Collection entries
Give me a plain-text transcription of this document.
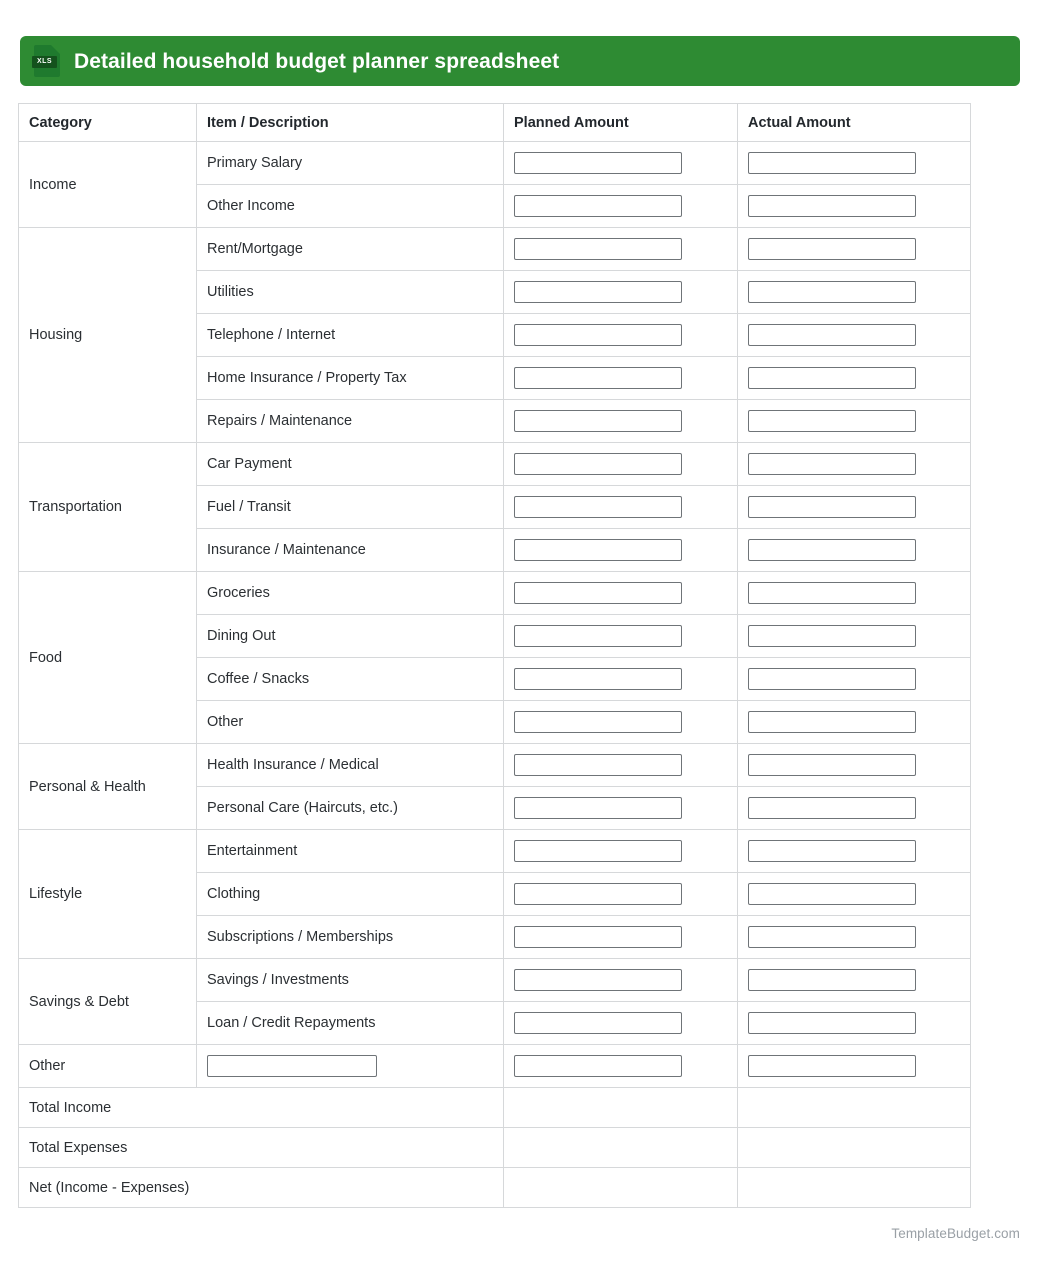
XLS Detailed household budget planner spreadsheet
Category	Item / Description	Planned Amount	Actual Amount
Income	Primary Salary	

	Other Income	

Housing	Rent/Mortgage	

	Utilities	

	Telephone / Internet	

	Home Insurance / Property Tax	

	Repairs / Maintenance	

Transportation	Car Payment	

	Fuel / Transit	

	Insurance / Maintenance	

Food	Groceries	

	Dining Out	

	Coffee / Snacks	

	Other	

Personal & Health	Health Insurance / Medical	

	Personal Care (Haircuts, etc.)	

Lifestyle	Entertainment	

	Clothing	

	Subscriptions / Memberships	

Savings & Debt	Savings / Investments	

	Loan / Credit Repayments	

Other	

Total Income			
Total Expenses			
Net (Income - Expenses)			
TemplateBudget.com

• _Instruction_
Without the pictures, write out the whole listing above exactly as it appears.

• _Full solution_
Give me a plain-text transcription of this document.
XLS Detailed household budget planner spreadsheet
Category	Item / Description	Planned Amount	Actual Amount
Income	Primary Salary	

	Other Income	

Housing	Rent/Mortgage	

	Utilities	

	Telephone / Internet	

	Home Insurance / Property Tax	

	Repairs / Maintenance	

Transportation	Car Payment	

	Fuel / Transit	

	Insurance / Maintenance	

Food	Groceries	

	Dining Out	

	Coffee / Snacks	

	Other	

Personal & Health	Health Insurance / Medical	

	Personal Care (Haircuts, etc.)	

Lifestyle	Entertainment	

	Clothing	

	Subscriptions / Memberships	

Savings & Debt	Savings / Investments	

	Loan / Credit Repayments	

Other	

Total Income			
Total Expenses			
Net (Income - Expenses)			
TemplateBudget.com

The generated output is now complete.